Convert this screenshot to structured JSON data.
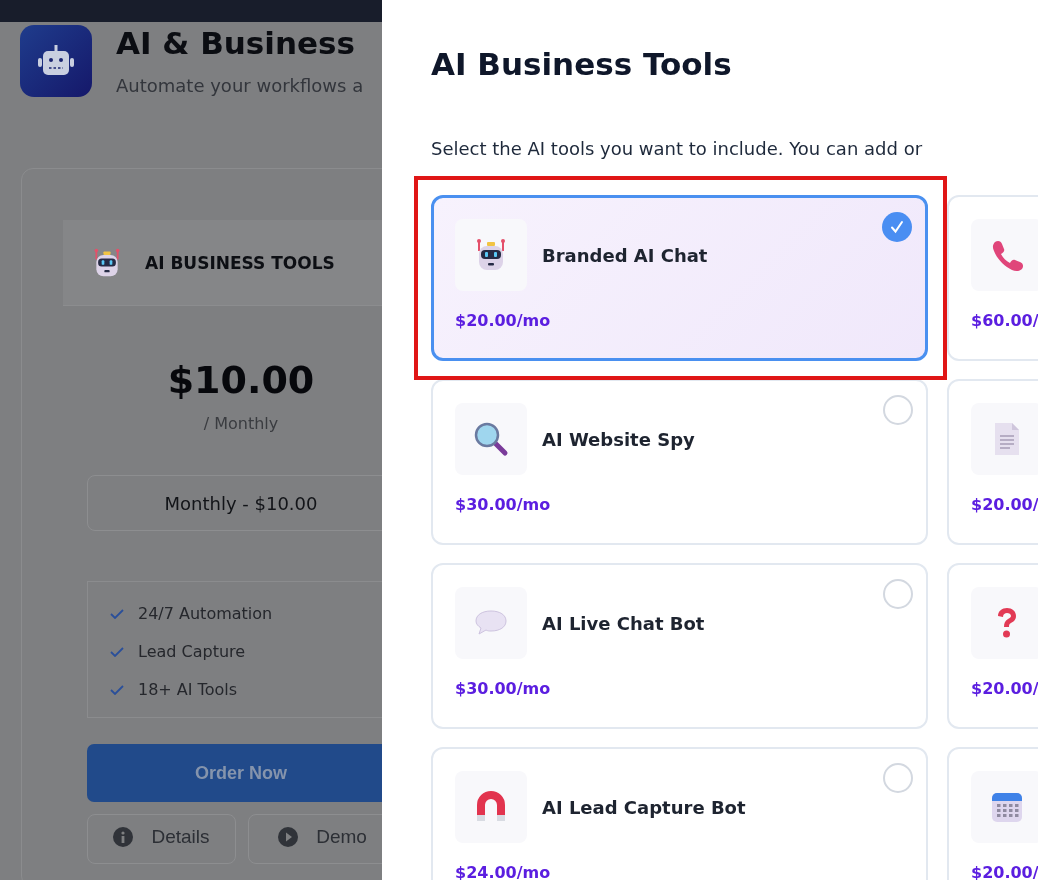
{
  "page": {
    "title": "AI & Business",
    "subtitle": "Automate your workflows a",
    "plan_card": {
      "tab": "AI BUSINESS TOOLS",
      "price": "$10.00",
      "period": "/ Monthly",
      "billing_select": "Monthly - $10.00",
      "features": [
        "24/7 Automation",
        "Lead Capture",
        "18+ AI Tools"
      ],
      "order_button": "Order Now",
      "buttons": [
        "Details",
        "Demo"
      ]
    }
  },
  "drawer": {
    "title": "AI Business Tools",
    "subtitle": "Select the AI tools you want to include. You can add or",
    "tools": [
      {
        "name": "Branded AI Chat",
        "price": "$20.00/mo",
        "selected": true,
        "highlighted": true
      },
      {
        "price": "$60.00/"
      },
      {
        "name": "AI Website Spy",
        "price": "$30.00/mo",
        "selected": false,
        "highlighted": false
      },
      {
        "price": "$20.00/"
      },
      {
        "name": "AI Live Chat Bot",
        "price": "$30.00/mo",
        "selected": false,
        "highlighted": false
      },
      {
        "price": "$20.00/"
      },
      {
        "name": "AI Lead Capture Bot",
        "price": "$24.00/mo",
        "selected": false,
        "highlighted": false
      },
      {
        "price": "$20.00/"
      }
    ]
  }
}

○ ○ ○ ○

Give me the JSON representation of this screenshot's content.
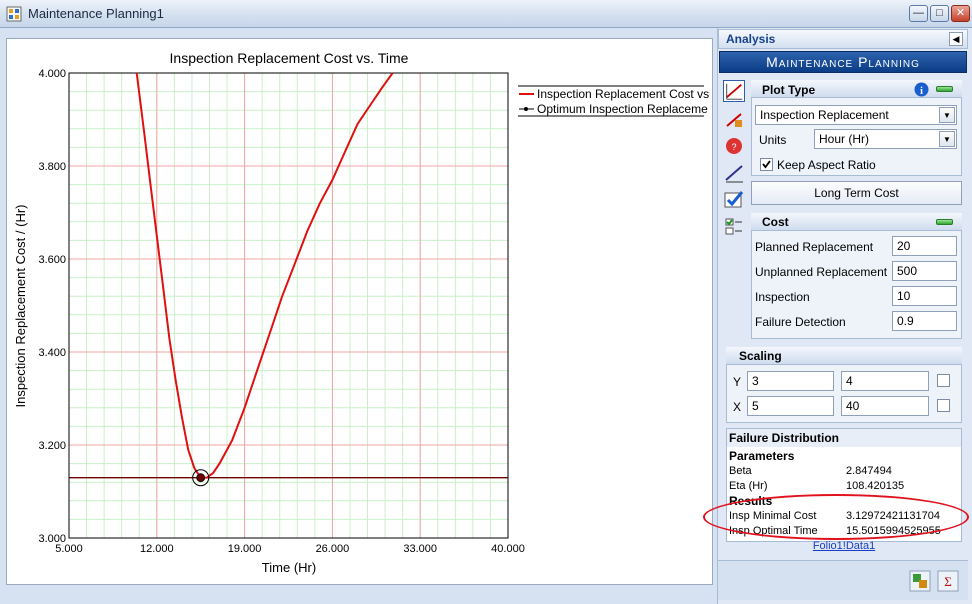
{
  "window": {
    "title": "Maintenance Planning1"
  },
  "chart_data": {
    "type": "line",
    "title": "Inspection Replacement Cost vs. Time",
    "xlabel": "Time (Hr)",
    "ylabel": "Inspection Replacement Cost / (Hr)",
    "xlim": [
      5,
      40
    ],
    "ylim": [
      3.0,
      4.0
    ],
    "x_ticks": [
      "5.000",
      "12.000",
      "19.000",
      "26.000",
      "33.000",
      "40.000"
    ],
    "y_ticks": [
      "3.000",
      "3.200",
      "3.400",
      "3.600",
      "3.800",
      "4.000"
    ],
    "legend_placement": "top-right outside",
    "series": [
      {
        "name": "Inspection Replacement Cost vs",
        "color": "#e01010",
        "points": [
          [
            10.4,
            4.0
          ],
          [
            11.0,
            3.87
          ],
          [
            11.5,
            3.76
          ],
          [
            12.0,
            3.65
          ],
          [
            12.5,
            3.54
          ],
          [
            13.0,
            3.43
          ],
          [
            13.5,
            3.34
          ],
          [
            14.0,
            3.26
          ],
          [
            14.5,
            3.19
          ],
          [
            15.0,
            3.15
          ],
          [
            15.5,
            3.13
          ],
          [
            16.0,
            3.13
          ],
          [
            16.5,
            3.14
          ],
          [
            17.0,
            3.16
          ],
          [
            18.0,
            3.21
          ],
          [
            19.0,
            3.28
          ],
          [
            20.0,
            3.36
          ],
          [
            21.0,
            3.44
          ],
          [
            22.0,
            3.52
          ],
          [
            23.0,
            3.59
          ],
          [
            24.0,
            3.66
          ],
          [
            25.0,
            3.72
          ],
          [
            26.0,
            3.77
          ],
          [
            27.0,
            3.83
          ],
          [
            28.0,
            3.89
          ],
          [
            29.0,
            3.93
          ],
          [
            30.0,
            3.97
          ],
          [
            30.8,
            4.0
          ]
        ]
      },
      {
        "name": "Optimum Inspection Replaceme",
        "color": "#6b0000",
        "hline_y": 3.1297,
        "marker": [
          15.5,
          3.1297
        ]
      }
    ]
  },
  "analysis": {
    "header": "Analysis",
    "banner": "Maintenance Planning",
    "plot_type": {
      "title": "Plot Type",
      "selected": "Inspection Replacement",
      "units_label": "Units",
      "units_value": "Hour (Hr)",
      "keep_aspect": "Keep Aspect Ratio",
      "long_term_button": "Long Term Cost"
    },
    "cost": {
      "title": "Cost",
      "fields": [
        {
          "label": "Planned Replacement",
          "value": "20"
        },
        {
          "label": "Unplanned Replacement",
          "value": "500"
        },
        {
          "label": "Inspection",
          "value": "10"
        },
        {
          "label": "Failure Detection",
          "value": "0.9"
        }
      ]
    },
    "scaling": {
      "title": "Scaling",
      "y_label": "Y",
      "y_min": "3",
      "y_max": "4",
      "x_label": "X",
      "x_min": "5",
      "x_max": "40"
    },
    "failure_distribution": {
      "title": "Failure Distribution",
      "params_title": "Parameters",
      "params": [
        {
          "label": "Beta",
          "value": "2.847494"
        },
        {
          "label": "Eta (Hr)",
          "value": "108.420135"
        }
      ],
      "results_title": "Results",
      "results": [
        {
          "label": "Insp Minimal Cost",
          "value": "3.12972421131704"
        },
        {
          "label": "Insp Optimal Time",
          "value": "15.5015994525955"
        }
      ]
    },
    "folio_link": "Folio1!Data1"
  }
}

○ ○ ○ ○

SHORT PROBLEM: Your task is to list each line of the records with the word "this".

PROBLEM SOLUTION:
Convert this screenshot to structured JSON data.
Give me the JSON representation of this screenshot's content.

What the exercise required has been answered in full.